§ Prompt
Your task is to output the data exactly as it stands.

§ Dataset rows
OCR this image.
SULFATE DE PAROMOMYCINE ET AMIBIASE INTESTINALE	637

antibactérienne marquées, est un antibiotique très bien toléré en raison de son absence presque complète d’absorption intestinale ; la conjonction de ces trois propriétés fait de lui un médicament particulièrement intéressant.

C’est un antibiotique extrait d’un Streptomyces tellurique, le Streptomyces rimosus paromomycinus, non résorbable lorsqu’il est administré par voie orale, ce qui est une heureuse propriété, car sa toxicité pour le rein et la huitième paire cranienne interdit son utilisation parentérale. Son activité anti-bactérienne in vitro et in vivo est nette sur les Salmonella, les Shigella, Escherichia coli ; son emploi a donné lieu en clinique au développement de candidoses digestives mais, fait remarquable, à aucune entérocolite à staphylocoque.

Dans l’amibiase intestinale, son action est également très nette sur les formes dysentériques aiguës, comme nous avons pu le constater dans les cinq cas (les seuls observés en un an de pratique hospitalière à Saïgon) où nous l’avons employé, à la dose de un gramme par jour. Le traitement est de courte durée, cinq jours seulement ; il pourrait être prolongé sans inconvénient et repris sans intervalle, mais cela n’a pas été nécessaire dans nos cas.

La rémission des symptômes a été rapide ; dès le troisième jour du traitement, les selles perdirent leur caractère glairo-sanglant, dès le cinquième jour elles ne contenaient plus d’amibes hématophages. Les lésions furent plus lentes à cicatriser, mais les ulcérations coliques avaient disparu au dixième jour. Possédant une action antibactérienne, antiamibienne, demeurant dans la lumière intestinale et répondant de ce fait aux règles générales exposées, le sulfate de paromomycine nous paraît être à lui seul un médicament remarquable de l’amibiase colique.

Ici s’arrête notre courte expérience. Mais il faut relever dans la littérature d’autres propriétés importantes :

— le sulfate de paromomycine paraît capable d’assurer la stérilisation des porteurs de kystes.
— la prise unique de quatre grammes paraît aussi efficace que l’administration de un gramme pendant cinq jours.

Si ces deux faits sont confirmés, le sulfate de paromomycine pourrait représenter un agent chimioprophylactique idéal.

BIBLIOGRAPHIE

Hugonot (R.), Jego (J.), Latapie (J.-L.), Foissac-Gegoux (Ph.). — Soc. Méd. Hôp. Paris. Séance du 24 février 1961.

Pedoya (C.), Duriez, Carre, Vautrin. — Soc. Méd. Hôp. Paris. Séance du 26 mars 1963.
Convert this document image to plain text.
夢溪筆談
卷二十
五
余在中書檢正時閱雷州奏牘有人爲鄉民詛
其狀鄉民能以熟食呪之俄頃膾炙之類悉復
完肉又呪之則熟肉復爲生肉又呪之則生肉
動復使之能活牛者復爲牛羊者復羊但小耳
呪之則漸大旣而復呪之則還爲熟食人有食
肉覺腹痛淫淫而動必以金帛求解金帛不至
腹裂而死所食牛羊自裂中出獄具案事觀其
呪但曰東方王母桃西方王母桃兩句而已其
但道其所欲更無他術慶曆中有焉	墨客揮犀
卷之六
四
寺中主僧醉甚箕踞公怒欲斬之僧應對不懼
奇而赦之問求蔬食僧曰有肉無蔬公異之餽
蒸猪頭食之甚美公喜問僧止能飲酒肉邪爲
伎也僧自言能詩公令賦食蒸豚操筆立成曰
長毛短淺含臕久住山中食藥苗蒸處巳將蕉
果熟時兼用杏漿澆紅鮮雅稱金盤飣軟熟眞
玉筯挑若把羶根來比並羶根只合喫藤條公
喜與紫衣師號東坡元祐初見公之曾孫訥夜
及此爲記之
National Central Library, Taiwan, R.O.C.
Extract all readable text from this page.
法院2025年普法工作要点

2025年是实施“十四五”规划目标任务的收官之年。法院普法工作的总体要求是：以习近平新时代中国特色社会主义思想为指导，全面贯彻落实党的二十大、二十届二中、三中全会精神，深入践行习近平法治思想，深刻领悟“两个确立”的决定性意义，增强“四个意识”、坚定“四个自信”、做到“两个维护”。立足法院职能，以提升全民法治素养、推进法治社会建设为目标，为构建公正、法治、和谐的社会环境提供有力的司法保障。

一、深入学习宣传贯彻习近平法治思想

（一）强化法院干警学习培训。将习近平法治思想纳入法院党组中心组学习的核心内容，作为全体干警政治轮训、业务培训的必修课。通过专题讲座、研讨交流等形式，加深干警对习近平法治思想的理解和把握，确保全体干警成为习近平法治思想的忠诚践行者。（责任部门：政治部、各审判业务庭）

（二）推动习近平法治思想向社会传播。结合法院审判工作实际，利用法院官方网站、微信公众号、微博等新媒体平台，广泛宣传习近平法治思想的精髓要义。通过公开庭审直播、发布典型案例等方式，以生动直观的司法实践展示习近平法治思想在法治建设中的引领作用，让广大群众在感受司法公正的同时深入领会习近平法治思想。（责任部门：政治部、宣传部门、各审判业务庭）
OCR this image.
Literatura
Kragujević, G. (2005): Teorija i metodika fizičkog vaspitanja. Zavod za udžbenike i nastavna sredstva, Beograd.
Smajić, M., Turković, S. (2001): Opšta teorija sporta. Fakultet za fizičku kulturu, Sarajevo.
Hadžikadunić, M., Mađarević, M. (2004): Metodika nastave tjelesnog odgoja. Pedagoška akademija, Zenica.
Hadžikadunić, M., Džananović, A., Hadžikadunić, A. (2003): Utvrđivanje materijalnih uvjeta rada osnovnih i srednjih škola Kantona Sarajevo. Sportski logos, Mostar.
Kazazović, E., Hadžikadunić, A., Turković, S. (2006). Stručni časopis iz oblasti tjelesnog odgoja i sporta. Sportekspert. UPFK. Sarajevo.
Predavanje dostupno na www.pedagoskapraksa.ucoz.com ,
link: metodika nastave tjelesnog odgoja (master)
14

§ Solution to this task
OCR this image.
SULFATE DE PAROMOMYCINE ET AMIBIASE INTESTINALE	637

antibactérienne marquées, est un antibiotique très bien toléré en raison de son absence presque complète d’absorption intestinale ; la conjonction de ces trois propriétés fait de lui un médicament particulièrement intéressant.

C’est un antibiotique extrait d’un Streptomyces tellurique, le Streptomyces rimosus paromomycinus, non résorbable lorsqu’il est administré par voie orale, ce qui est une heureuse propriété, car sa toxicité pour le rein et la huitième paire cranienne interdit son utilisation parentérale. Son activité anti-bactérienne in vitro et in vivo est nette sur les Salmonella, les Shigella, Escherichia coli ; son emploi a donné lieu en clinique au développement de candidoses digestives mais, fait remarquable, à aucune entérocolite à staphylocoque.

Dans l’amibiase intestinale, son action est également très nette sur les formes dysentériques aiguës, comme nous avons pu le constater dans les cinq cas (les seuls observés en un an de pratique hospitalière à Saïgon) où nous l’avons employé, à la dose de un gramme par jour. Le traitement est de courte durée, cinq jours seulement ; il pourrait être prolongé sans inconvénient et repris sans intervalle, mais cela n’a pas été nécessaire dans nos cas.

La rémission des symptômes a été rapide ; dès le troisième jour du traitement, les selles perdirent leur caractère glairo-sanglant, dès le cinquième jour elles ne contenaient plus d’amibes hématophages. Les lésions furent plus lentes à cicatriser, mais les ulcérations coliques avaient disparu au dixième jour. Possédant une action antibactérienne, antiamibienne, demeurant dans la lumière intestinale et répondant de ce fait aux règles générales exposées, le sulfate de paromomycine nous paraît être à lui seul un médicament remarquable de l’amibiase colique.

Ici s’arrête notre courte expérience. Mais il faut relever dans la littérature d’autres propriétés importantes :

— le sulfate de paromomycine paraît capable d’assurer la stérilisation des porteurs de kystes.
— la prise unique de quatre grammes paraît aussi efficace que l’administration de un gramme pendant cinq jours.

Si ces deux faits sont confirmés, le sulfate de paromomycine pourrait représenter un agent chimioprophylactique idéal.

BIBLIOGRAPHIE

Hugonot (R.), Jego (J.), Latapie (J.-L.), Foissac-Gegoux (Ph.). — Soc. Méd. Hôp. Paris. Séance du 24 février 1961.

Pedoya (C.), Duriez, Carre, Vautrin. — Soc. Méd. Hôp. Paris. Séance du 26 mars 1963.
Convert this document image to plain text.
夢溪筆談
卷二十
五
余在中書檢正時閱雷州奏牘有人爲鄉民詛
其狀鄉民能以熟食呪之俄頃膾炙之類悉復
完肉又呪之則熟肉復爲生肉又呪之則生肉
動復使之能活牛者復爲牛羊者復羊但小耳
呪之則漸大旣而復呪之則還爲熟食人有食
肉覺腹痛淫淫而動必以金帛求解金帛不至
腹裂而死所食牛羊自裂中出獄具案事觀其
呪但曰東方王母桃西方王母桃兩句而已其
但道其所欲更無他術慶曆中有焉	墨客揮犀
卷之六
四
寺中主僧醉甚箕踞公怒欲斬之僧應對不懼
奇而赦之問求蔬食僧曰有肉無蔬公異之餽
蒸猪頭食之甚美公喜問僧止能飲酒肉邪爲
伎也僧自言能詩公令賦食蒸豚操筆立成曰
長毛短淺含臕久住山中食藥苗蒸處巳將蕉
果熟時兼用杏漿澆紅鮮雅稱金盤飣軟熟眞
玉筯挑若把羶根來比並羶根只合喫藤條公
喜與紫衣師號東坡元祐初見公之曾孫訥夜
及此爲記之
National Central Library, Taiwan, R.O.C.
Extract all readable text from this page.
法院2025年普法工作要点

2025年是实施“十四五”规划目标任务的收官之年。法院普法工作的总体要求是：以习近平新时代中国特色社会主义思想为指导，全面贯彻落实党的二十大、二十届二中、三中全会精神，深入践行习近平法治思想，深刻领悟“两个确立”的决定性意义，增强“四个意识”、坚定“四个自信”、做到“两个维护”。立足法院职能，以提升全民法治素养、推进法治社会建设为目标，为构建公正、法治、和谐的社会环境提供有力的司法保障。

一、深入学习宣传贯彻习近平法治思想

（一）强化法院干警学习培训。将习近平法治思想纳入法院党组中心组学习的核心内容，作为全体干警政治轮训、业务培训的必修课。通过专题讲座、研讨交流等形式，加深干警对习近平法治思想的理解和把握，确保全体干警成为习近平法治思想的忠诚践行者。（责任部门：政治部、各审判业务庭）

（二）推动习近平法治思想向社会传播。结合法院审判工作实际，利用法院官方网站、微信公众号、微博等新媒体平台，广泛宣传习近平法治思想的精髓要义。通过公开庭审直播、发布典型案例等方式，以生动直观的司法实践展示习近平法治思想在法治建设中的引领作用，让广大群众在感受司法公正的同时深入领会习近平法治思想。（责任部门：政治部、宣传部门、各审判业务庭）
OCR this image.
Literatura
Kragujević, G. (2005): Teorija i metodika fizičkog vaspitanja. Zavod za udžbenike i nastavna sredstva, Beograd.
Smajić, M., Turković, S. (2001): Opšta teorija sporta. Fakultet za fizičku kulturu, Sarajevo.
Hadžikadunić, M., Mađarević, M. (2004): Metodika nastave tjelesnog odgoja. Pedagoška akademija, Zenica.
Hadžikadunić, M., Džananović, A., Hadžikadunić, A. (2003): Utvrđivanje materijalnih uvjeta rada osnovnih i srednjih škola Kantona Sarajevo. Sportski logos, Mostar.
Kazazović, E., Hadžikadunić, A., Turković, S. (2006). Stručni časopis iz oblasti tjelesnog odgoja i sporta. Sportekspert. UPFK. Sarajevo.
Predavanje dostupno na www.pedagoskapraksa.ucoz.com ,
link: metodika nastave tjelesnog odgoja (master)
14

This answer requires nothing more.